▸ The exercise: Look through the data below. Pick out the lines holding the string "diplomityön".

▸ Material:
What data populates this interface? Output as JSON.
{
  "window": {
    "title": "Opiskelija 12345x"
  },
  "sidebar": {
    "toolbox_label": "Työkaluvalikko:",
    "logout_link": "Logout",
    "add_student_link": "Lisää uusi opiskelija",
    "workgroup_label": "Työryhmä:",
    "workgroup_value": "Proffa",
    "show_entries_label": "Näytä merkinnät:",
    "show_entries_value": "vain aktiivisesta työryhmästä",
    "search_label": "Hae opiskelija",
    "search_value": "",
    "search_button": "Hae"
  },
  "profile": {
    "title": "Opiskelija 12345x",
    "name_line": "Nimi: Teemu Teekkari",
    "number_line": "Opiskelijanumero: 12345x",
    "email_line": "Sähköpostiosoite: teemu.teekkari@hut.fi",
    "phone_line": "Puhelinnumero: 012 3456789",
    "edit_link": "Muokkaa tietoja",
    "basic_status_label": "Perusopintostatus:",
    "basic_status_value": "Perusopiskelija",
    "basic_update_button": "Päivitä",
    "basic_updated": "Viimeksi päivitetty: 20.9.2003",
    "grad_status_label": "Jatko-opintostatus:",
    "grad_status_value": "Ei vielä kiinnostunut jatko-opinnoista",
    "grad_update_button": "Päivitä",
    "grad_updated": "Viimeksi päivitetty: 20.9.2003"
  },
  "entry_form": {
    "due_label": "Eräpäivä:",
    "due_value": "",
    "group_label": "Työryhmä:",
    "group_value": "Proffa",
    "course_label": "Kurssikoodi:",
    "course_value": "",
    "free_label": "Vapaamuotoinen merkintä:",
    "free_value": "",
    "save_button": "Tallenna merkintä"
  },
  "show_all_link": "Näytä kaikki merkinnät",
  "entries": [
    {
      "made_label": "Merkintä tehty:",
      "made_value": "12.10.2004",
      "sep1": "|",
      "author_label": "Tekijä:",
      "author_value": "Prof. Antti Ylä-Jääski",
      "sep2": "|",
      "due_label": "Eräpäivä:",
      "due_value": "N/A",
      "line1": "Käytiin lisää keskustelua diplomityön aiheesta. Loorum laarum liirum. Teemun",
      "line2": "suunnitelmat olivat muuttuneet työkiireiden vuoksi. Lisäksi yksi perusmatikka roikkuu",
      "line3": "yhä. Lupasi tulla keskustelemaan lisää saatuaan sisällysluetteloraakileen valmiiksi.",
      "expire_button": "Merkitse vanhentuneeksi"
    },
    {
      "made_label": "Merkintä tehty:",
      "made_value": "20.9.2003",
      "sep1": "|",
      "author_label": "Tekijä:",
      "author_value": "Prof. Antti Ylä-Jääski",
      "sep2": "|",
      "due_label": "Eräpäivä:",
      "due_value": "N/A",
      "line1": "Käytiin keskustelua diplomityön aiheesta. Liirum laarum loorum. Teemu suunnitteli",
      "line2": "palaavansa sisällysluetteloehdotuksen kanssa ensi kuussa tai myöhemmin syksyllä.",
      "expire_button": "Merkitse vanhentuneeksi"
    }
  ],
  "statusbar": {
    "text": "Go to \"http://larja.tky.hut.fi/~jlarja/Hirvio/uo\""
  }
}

▸ Solved exercise:
      "line1": "Käytiin lisää keskustelua diplomityön aiheesta. Loorum laarum liirum. Teemun",
      "line1": "Käytiin keskustelua diplomityön aiheesta. Liirum laarum loorum. Teemu suunnitteli",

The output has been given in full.